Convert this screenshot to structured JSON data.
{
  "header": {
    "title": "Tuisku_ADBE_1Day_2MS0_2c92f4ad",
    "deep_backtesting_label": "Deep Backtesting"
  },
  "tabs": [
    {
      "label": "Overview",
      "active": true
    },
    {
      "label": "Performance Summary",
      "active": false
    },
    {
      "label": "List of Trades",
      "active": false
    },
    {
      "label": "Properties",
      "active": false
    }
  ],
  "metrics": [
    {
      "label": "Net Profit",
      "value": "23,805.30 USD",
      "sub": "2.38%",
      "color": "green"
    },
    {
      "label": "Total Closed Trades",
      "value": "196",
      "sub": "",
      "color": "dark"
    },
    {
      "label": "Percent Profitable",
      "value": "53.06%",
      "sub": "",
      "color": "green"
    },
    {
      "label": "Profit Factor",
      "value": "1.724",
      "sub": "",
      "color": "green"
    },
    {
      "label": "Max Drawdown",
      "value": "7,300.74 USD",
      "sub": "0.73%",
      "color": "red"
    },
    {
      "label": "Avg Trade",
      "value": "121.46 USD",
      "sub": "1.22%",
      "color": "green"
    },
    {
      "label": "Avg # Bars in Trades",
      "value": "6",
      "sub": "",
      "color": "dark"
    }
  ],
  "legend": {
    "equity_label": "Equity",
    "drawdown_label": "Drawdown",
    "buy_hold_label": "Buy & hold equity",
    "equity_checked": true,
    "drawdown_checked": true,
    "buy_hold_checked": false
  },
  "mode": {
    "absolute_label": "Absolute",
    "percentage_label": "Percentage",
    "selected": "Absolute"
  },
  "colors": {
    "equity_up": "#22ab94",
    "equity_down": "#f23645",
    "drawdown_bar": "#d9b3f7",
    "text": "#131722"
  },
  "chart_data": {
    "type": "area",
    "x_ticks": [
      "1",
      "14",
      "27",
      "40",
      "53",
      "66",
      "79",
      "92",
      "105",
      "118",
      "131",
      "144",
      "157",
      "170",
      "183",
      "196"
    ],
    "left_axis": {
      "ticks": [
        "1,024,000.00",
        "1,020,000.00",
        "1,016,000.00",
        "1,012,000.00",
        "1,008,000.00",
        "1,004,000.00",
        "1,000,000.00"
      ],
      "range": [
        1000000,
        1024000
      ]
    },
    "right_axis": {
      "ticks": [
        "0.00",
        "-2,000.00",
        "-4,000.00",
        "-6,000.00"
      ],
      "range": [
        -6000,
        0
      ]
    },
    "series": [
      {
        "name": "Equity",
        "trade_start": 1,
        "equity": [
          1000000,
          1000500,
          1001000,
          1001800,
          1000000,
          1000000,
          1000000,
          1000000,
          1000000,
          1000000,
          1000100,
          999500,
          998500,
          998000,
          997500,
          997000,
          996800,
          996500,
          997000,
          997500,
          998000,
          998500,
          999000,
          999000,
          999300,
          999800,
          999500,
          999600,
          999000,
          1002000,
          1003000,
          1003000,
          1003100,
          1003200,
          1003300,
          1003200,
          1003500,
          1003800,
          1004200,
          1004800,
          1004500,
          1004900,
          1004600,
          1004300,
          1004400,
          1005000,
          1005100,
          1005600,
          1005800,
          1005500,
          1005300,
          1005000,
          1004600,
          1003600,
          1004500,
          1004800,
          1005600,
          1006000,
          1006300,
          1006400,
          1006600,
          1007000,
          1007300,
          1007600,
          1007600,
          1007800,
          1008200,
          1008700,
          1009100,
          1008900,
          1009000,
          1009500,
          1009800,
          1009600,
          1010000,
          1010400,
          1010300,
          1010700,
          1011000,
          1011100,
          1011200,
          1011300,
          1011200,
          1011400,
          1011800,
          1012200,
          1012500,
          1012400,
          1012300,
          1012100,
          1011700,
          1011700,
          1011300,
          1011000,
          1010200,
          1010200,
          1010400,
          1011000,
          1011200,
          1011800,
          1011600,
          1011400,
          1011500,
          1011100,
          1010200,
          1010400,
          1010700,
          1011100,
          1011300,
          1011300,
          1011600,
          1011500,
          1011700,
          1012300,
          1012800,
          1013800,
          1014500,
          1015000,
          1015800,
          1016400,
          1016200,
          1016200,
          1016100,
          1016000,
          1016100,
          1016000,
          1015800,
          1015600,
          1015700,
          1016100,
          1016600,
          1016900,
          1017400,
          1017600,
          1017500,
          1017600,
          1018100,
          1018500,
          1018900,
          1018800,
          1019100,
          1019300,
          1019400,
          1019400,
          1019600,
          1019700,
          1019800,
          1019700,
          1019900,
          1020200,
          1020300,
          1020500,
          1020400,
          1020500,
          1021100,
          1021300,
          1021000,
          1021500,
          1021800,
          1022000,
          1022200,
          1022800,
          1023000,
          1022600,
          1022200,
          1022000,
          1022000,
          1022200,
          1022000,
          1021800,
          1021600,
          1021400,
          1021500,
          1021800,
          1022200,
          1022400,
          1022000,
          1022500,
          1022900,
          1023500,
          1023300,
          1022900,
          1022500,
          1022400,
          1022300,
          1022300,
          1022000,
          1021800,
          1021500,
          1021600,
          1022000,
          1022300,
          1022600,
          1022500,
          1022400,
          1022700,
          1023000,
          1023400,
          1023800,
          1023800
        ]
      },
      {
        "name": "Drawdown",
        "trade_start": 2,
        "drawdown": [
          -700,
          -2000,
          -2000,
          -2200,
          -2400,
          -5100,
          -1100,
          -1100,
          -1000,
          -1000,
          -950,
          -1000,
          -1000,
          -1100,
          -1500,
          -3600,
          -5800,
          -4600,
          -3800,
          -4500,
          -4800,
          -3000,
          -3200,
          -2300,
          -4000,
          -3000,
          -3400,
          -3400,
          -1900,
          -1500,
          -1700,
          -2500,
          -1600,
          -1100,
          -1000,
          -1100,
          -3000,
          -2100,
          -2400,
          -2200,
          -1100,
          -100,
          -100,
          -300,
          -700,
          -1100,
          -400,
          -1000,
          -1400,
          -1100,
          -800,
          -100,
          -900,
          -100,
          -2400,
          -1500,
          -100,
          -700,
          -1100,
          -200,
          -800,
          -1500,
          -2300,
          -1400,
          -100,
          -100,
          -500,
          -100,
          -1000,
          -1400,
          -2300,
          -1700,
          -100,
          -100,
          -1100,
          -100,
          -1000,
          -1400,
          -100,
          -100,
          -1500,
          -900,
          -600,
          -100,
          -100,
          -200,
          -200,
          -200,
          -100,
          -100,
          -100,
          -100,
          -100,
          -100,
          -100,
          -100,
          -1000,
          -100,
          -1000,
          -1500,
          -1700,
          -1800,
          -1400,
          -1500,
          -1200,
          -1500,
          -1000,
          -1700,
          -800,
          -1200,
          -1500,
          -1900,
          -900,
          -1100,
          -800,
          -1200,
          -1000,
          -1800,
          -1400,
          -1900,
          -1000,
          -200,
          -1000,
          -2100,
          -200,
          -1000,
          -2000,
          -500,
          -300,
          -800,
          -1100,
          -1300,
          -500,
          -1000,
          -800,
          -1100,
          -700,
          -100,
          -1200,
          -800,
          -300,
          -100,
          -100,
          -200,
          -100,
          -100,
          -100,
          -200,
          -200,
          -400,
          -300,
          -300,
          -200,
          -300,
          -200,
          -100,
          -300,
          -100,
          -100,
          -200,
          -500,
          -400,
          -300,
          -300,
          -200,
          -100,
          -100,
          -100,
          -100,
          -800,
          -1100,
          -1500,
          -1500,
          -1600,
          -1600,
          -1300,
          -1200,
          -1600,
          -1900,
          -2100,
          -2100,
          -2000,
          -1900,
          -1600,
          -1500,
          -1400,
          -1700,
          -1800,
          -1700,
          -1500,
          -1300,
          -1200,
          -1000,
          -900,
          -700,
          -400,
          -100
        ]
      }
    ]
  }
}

INSTRUCTIONS FOR THE TASK – Produce an exact copy of every entry above.

REPLY –
Convert this screenshot to structured JSON data.
{
  "header": {
    "title": "Tuisku_ADBE_1Day_2MS0_2c92f4ad",
    "deep_backtesting_label": "Deep Backtesting"
  },
  "tabs": [
    {
      "label": "Overview",
      "active": true
    },
    {
      "label": "Performance Summary",
      "active": false
    },
    {
      "label": "List of Trades",
      "active": false
    },
    {
      "label": "Properties",
      "active": false
    }
  ],
  "metrics": [
    {
      "label": "Net Profit",
      "value": "23,805.30 USD",
      "sub": "2.38%",
      "color": "green"
    },
    {
      "label": "Total Closed Trades",
      "value": "196",
      "sub": "",
      "color": "dark"
    },
    {
      "label": "Percent Profitable",
      "value": "53.06%",
      "sub": "",
      "color": "green"
    },
    {
      "label": "Profit Factor",
      "value": "1.724",
      "sub": "",
      "color": "green"
    },
    {
      "label": "Max Drawdown",
      "value": "7,300.74 USD",
      "sub": "0.73%",
      "color": "red"
    },
    {
      "label": "Avg Trade",
      "value": "121.46 USD",
      "sub": "1.22%",
      "color": "green"
    },
    {
      "label": "Avg # Bars in Trades",
      "value": "6",
      "sub": "",
      "color": "dark"
    }
  ],
  "legend": {
    "equity_label": "Equity",
    "drawdown_label": "Drawdown",
    "buy_hold_label": "Buy & hold equity",
    "equity_checked": true,
    "drawdown_checked": true,
    "buy_hold_checked": false
  },
  "mode": {
    "absolute_label": "Absolute",
    "percentage_label": "Percentage",
    "selected": "Absolute"
  },
  "colors": {
    "equity_up": "#22ab94",
    "equity_down": "#f23645",
    "drawdown_bar": "#d9b3f7",
    "text": "#131722"
  },
  "chart_data": {
    "type": "area",
    "x_ticks": [
      "1",
      "14",
      "27",
      "40",
      "53",
      "66",
      "79",
      "92",
      "105",
      "118",
      "131",
      "144",
      "157",
      "170",
      "183",
      "196"
    ],
    "left_axis": {
      "ticks": [
        "1,024,000.00",
        "1,020,000.00",
        "1,016,000.00",
        "1,012,000.00",
        "1,008,000.00",
        "1,004,000.00",
        "1,000,000.00"
      ],
      "range": [
        1000000,
        1024000
      ]
    },
    "right_axis": {
      "ticks": [
        "0.00",
        "-2,000.00",
        "-4,000.00",
        "-6,000.00"
      ],
      "range": [
        -6000,
        0
      ]
    },
    "series": [
      {
        "name": "Equity",
        "trade_start": 1,
        "equity": [
          1000000,
          1000500,
          1001000,
          1001800,
          1000000,
          1000000,
          1000000,
          1000000,
          1000000,
          1000000,
          1000100,
          999500,
          998500,
          998000,
          997500,
          997000,
          996800,
          996500,
          997000,
          997500,
          998000,
          998500,
          999000,
          999000,
          999300,
          999800,
          999500,
          999600,
          999000,
          1002000,
          1003000,
          1003000,
          1003100,
          1003200,
          1003300,
          1003200,
          1003500,
          1003800,
          1004200,
          1004800,
          1004500,
          1004900,
          1004600,
          1004300,
          1004400,
          1005000,
          1005100,
          1005600,
          1005800,
          1005500,
          1005300,
          1005000,
          1004600,
          1003600,
          1004500,
          1004800,
          1005600,
          1006000,
          1006300,
          1006400,
          1006600,
          1007000,
          1007300,
          1007600,
          1007600,
          1007800,
          1008200,
          1008700,
          1009100,
          1008900,
          1009000,
          1009500,
          1009800,
          1009600,
          1010000,
          1010400,
          1010300,
          1010700,
          1011000,
          1011100,
          1011200,
          1011300,
          1011200,
          1011400,
          1011800,
          1012200,
          1012500,
          1012400,
          1012300,
          1012100,
          1011700,
          1011700,
          1011300,
          1011000,
          1010200,
          1010200,
          1010400,
          1011000,
          1011200,
          1011800,
          1011600,
          1011400,
          1011500,
          1011100,
          1010200,
          1010400,
          1010700,
          1011100,
          1011300,
          1011300,
          1011600,
          1011500,
          1011700,
          1012300,
          1012800,
          1013800,
          1014500,
          1015000,
          1015800,
          1016400,
          1016200,
          1016200,
          1016100,
          1016000,
          1016100,
          1016000,
          1015800,
          1015600,
          1015700,
          1016100,
          1016600,
          1016900,
          1017400,
          1017600,
          1017500,
          1017600,
          1018100,
          1018500,
          1018900,
          1018800,
          1019100,
          1019300,
          1019400,
          1019400,
          1019600,
          1019700,
          1019800,
          1019700,
          1019900,
          1020200,
          1020300,
          1020500,
          1020400,
          1020500,
          1021100,
          1021300,
          1021000,
          1021500,
          1021800,
          1022000,
          1022200,
          1022800,
          1023000,
          1022600,
          1022200,
          1022000,
          1022000,
          1022200,
          1022000,
          1021800,
          1021600,
          1021400,
          1021500,
          1021800,
          1022200,
          1022400,
          1022000,
          1022500,
          1022900,
          1023500,
          1023300,
          1022900,
          1022500,
          1022400,
          1022300,
          1022300,
          1022000,
          1021800,
          1021500,
          1021600,
          1022000,
          1022300,
          1022600,
          1022500,
          1022400,
          1022700,
          1023000,
          1023400,
          1023800,
          1023800
        ]
      },
      {
        "name": "Drawdown",
        "trade_start": 2,
        "drawdown": [
          -700,
          -2000,
          -2000,
          -2200,
          -2400,
          -5100,
          -1100,
          -1100,
          -1000,
          -1000,
          -950,
          -1000,
          -1000,
          -1100,
          -1500,
          -3600,
          -5800,
          -4600,
          -3800,
          -4500,
          -4800,
          -3000,
          -3200,
          -2300,
          -4000,
          -3000,
          -3400,
          -3400,
          -1900,
          -1500,
          -1700,
          -2500,
          -1600,
          -1100,
          -1000,
          -1100,
          -3000,
          -2100,
          -2400,
          -2200,
          -1100,
          -100,
          -100,
          -300,
          -700,
          -1100,
          -400,
          -1000,
          -1400,
          -1100,
          -800,
          -100,
          -900,
          -100,
          -2400,
          -1500,
          -100,
          -700,
          -1100,
          -200,
          -800,
          -1500,
          -2300,
          -1400,
          -100,
          -100,
          -500,
          -100,
          -1000,
          -1400,
          -2300,
          -1700,
          -100,
          -100,
          -1100,
          -100,
          -1000,
          -1400,
          -100,
          -100,
          -1500,
          -900,
          -600,
          -100,
          -100,
          -200,
          -200,
          -200,
          -100,
          -100,
          -100,
          -100,
          -100,
          -100,
          -100,
          -100,
          -1000,
          -100,
          -1000,
          -1500,
          -1700,
          -1800,
          -1400,
          -1500,
          -1200,
          -1500,
          -1000,
          -1700,
          -800,
          -1200,
          -1500,
          -1900,
          -900,
          -1100,
          -800,
          -1200,
          -1000,
          -1800,
          -1400,
          -1900,
          -1000,
          -200,
          -1000,
          -2100,
          -200,
          -1000,
          -2000,
          -500,
          -300,
          -800,
          -1100,
          -1300,
          -500,
          -1000,
          -800,
          -1100,
          -700,
          -100,
          -1200,
          -800,
          -300,
          -100,
          -100,
          -200,
          -100,
          -100,
          -100,
          -200,
          -200,
          -400,
          -300,
          -300,
          -200,
          -300,
          -200,
          -100,
          -300,
          -100,
          -100,
          -200,
          -500,
          -400,
          -300,
          -300,
          -200,
          -100,
          -100,
          -100,
          -100,
          -800,
          -1100,
          -1500,
          -1500,
          -1600,
          -1600,
          -1300,
          -1200,
          -1600,
          -1900,
          -2100,
          -2100,
          -2000,
          -1900,
          -1600,
          -1500,
          -1400,
          -1700,
          -1800,
          -1700,
          -1500,
          -1300,
          -1200,
          -1000,
          -900,
          -700,
          -400,
          -100
        ]
      }
    ]
  }
}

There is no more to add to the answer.